(Records)
————————
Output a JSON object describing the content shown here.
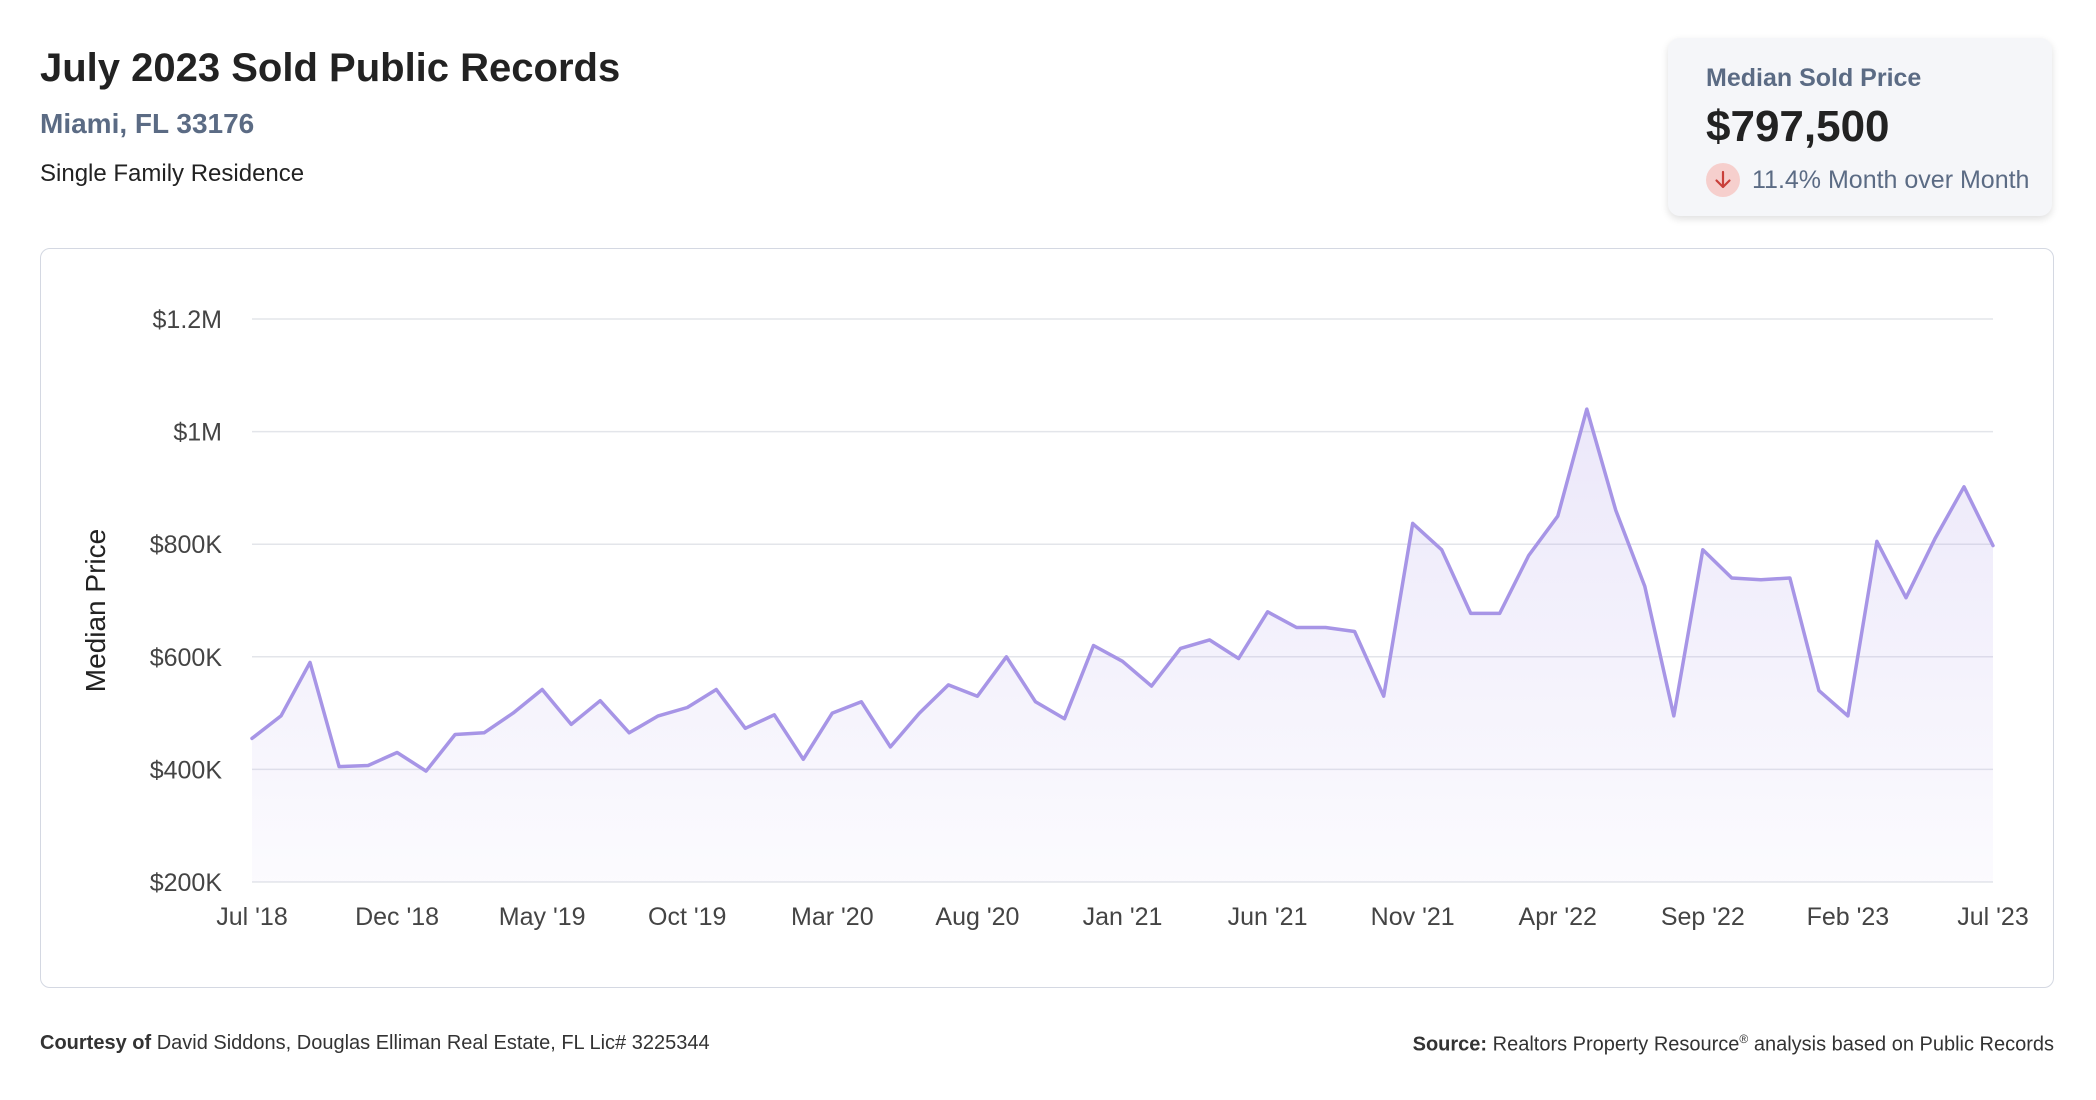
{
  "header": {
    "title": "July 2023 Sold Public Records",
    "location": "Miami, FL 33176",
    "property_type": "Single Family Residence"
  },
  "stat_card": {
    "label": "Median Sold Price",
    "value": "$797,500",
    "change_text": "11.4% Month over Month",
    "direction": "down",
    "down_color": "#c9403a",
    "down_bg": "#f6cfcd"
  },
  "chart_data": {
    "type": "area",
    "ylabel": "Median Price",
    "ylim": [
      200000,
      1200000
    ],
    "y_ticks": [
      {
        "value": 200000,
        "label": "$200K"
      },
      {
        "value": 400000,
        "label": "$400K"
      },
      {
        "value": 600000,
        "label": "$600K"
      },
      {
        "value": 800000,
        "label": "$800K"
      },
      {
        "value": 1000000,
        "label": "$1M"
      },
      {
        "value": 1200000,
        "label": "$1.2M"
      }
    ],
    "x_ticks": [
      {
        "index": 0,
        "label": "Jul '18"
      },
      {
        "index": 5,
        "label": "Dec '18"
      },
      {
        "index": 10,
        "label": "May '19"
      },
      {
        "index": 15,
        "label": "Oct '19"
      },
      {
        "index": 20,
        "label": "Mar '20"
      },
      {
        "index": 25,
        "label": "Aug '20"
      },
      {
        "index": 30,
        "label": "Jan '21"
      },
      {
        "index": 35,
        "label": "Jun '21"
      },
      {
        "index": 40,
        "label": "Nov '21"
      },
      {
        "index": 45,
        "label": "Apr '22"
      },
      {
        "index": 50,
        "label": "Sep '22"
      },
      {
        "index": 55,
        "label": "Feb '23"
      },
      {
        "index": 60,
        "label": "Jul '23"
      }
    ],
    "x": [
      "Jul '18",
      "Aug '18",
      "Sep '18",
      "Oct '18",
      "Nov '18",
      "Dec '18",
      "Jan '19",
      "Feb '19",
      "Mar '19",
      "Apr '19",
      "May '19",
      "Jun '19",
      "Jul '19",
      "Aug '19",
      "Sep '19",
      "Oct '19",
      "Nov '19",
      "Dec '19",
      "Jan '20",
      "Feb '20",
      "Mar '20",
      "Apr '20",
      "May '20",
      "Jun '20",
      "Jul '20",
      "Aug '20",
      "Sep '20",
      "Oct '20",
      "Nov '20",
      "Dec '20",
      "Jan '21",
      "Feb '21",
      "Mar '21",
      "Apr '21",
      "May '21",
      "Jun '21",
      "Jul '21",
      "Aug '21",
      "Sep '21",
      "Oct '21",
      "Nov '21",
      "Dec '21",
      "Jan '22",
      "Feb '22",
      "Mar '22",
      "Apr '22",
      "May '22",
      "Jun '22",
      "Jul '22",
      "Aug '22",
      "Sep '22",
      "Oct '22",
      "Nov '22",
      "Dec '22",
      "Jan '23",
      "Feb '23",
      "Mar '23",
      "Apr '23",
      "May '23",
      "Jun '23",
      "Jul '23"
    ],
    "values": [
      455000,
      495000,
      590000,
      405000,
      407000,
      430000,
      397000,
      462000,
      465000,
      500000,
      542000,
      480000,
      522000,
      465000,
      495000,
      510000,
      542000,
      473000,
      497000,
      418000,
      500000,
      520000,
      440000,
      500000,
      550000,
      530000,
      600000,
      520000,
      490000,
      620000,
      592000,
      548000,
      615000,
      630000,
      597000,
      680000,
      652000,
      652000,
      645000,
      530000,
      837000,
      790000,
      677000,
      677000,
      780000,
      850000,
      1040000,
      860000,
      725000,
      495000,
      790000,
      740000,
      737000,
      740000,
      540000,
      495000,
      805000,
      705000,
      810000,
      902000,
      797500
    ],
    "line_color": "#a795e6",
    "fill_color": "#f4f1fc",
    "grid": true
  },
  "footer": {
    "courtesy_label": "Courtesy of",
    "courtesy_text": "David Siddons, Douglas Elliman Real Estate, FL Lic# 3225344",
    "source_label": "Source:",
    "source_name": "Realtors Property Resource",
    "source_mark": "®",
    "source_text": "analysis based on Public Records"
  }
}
————————
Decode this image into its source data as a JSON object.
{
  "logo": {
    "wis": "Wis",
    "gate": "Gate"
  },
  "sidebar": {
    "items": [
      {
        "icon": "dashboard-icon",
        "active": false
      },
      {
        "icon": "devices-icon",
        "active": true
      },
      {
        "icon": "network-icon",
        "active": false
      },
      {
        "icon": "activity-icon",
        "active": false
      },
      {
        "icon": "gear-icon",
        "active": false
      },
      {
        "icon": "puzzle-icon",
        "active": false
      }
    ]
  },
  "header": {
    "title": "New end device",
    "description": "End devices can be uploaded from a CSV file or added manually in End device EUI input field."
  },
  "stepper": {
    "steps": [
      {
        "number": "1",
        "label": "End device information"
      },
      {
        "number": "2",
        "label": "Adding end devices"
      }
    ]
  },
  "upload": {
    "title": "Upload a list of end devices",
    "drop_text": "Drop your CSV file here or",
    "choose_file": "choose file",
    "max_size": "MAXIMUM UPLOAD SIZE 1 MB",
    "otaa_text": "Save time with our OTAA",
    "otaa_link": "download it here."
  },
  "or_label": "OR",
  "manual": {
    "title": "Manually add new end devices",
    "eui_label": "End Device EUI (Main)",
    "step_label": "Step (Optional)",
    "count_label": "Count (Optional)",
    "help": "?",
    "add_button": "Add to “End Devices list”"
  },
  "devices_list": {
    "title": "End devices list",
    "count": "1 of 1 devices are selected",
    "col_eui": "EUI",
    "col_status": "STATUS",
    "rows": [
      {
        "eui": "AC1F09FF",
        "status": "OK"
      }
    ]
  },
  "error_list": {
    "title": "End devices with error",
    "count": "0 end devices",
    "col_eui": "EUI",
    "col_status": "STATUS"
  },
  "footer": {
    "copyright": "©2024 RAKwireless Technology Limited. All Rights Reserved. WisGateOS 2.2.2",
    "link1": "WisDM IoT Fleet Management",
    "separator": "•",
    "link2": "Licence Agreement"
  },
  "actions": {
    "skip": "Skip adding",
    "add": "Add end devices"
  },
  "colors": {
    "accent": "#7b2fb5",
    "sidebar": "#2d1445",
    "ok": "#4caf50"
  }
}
————————
> [Problem description]
Look above for lines with the word "Median" and copy them all.

> [Final result]
    "label": "Median Sold Price",
    "ylabel": "Median Price",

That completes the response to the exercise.